--- Task material ---

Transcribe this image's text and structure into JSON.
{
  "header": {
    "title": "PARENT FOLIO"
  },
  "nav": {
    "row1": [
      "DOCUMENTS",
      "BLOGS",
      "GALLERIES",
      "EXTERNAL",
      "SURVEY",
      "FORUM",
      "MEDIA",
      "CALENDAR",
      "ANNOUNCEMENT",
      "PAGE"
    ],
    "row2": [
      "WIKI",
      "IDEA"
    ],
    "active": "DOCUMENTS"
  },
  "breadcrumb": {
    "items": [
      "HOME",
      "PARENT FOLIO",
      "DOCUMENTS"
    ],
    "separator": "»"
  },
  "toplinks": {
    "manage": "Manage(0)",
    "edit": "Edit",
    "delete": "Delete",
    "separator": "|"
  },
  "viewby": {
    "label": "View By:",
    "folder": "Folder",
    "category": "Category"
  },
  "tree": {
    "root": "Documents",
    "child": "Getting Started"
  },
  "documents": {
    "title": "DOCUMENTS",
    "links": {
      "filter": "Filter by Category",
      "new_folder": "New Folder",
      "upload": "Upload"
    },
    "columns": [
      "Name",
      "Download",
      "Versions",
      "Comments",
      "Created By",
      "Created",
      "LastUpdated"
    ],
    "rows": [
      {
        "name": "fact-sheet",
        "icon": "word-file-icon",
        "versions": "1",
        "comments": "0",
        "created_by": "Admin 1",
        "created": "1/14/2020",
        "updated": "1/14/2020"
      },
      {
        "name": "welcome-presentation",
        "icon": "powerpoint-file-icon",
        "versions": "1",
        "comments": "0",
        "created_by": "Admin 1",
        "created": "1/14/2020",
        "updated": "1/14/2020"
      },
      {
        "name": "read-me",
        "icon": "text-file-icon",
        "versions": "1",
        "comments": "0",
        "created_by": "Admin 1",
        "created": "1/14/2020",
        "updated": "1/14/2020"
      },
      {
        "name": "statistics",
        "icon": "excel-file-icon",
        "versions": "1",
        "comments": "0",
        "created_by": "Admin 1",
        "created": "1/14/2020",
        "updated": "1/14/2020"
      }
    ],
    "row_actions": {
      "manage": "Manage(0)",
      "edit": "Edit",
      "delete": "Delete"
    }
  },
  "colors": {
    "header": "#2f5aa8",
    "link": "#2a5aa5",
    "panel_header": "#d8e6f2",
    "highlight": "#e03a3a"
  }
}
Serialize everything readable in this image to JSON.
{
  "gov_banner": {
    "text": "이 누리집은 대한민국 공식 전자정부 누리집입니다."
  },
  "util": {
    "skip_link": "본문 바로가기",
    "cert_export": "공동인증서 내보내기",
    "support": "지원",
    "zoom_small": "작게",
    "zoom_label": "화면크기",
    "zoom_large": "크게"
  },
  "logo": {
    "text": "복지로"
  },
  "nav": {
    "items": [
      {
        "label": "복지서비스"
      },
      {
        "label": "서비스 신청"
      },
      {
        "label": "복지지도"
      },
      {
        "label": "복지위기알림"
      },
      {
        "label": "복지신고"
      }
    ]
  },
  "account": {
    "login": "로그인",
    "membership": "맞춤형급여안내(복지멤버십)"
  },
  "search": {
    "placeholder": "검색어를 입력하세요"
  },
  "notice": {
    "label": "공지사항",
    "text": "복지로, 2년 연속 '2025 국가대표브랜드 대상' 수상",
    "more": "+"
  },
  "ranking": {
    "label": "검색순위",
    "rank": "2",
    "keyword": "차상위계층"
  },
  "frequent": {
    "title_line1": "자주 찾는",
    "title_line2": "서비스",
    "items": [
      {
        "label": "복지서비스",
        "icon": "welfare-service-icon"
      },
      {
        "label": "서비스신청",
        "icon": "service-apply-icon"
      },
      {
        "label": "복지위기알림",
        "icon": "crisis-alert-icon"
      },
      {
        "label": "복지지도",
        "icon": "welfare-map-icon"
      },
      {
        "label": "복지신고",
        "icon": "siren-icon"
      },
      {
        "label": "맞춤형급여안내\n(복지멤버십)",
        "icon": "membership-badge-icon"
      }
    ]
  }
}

---

* _What is required_
Write down the full listing again, exactly.

* _Full solution_
Transcribe this image's text and structure into JSON.
{
  "header": {
    "title": "PARENT FOLIO"
  },
  "nav": {
    "row1": [
      "DOCUMENTS",
      "BLOGS",
      "GALLERIES",
      "EXTERNAL",
      "SURVEY",
      "FORUM",
      "MEDIA",
      "CALENDAR",
      "ANNOUNCEMENT",
      "PAGE"
    ],
    "row2": [
      "WIKI",
      "IDEA"
    ],
    "active": "DOCUMENTS"
  },
  "breadcrumb": {
    "items": [
      "HOME",
      "PARENT FOLIO",
      "DOCUMENTS"
    ],
    "separator": "»"
  },
  "toplinks": {
    "manage": "Manage(0)",
    "edit": "Edit",
    "delete": "Delete",
    "separator": "|"
  },
  "viewby": {
    "label": "View By:",
    "folder": "Folder",
    "category": "Category"
  },
  "tree": {
    "root": "Documents",
    "child": "Getting Started"
  },
  "documents": {
    "title": "DOCUMENTS",
    "links": {
      "filter": "Filter by Category",
      "new_folder": "New Folder",
      "upload": "Upload"
    },
    "columns": [
      "Name",
      "Download",
      "Versions",
      "Comments",
      "Created By",
      "Created",
      "LastUpdated"
    ],
    "rows": [
      {
        "name": "fact-sheet",
        "icon": "word-file-icon",
        "versions": "1",
        "comments": "0",
        "created_by": "Admin 1",
        "created": "1/14/2020",
        "updated": "1/14/2020"
      },
      {
        "name": "welcome-presentation",
        "icon": "powerpoint-file-icon",
        "versions": "1",
        "comments": "0",
        "created_by": "Admin 1",
        "created": "1/14/2020",
        "updated": "1/14/2020"
      },
      {
        "name": "read-me",
        "icon": "text-file-icon",
        "versions": "1",
        "comments": "0",
        "created_by": "Admin 1",
        "created": "1/14/2020",
        "updated": "1/14/2020"
      },
      {
        "name": "statistics",
        "icon": "excel-file-icon",
        "versions": "1",
        "comments": "0",
        "created_by": "Admin 1",
        "created": "1/14/2020",
        "updated": "1/14/2020"
      }
    ],
    "row_actions": {
      "manage": "Manage(0)",
      "edit": "Edit",
      "delete": "Delete"
    }
  },
  "colors": {
    "header": "#2f5aa8",
    "link": "#2a5aa5",
    "panel_header": "#d8e6f2",
    "highlight": "#e03a3a"
  }
}
Serialize everything readable in this image to JSON.
{
  "gov_banner": {
    "text": "이 누리집은 대한민국 공식 전자정부 누리집입니다."
  },
  "util": {
    "skip_link": "본문 바로가기",
    "cert_export": "공동인증서 내보내기",
    "support": "지원",
    "zoom_small": "작게",
    "zoom_label": "화면크기",
    "zoom_large": "크게"
  },
  "logo": {
    "text": "복지로"
  },
  "nav": {
    "items": [
      {
        "label": "복지서비스"
      },
      {
        "label": "서비스 신청"
      },
      {
        "label": "복지지도"
      },
      {
        "label": "복지위기알림"
      },
      {
        "label": "복지신고"
      }
    ]
  },
  "account": {
    "login": "로그인",
    "membership": "맞춤형급여안내(복지멤버십)"
  },
  "search": {
    "placeholder": "검색어를 입력하세요"
  },
  "notice": {
    "label": "공지사항",
    "text": "복지로, 2년 연속 '2025 국가대표브랜드 대상' 수상",
    "more": "+"
  },
  "ranking": {
    "label": "검색순위",
    "rank": "2",
    "keyword": "차상위계층"
  },
  "frequent": {
    "title_line1": "자주 찾는",
    "title_line2": "서비스",
    "items": [
      {
        "label": "복지서비스",
        "icon": "welfare-service-icon"
      },
      {
        "label": "서비스신청",
        "icon": "service-apply-icon"
      },
      {
        "label": "복지위기알림",
        "icon": "crisis-alert-icon"
      },
      {
        "label": "복지지도",
        "icon": "welfare-map-icon"
      },
      {
        "label": "복지신고",
        "icon": "siren-icon"
      },
      {
        "label": "맞춤형급여안내\n(복지멤버십)",
        "icon": "membership-badge-icon"
      }
    ]
  }
}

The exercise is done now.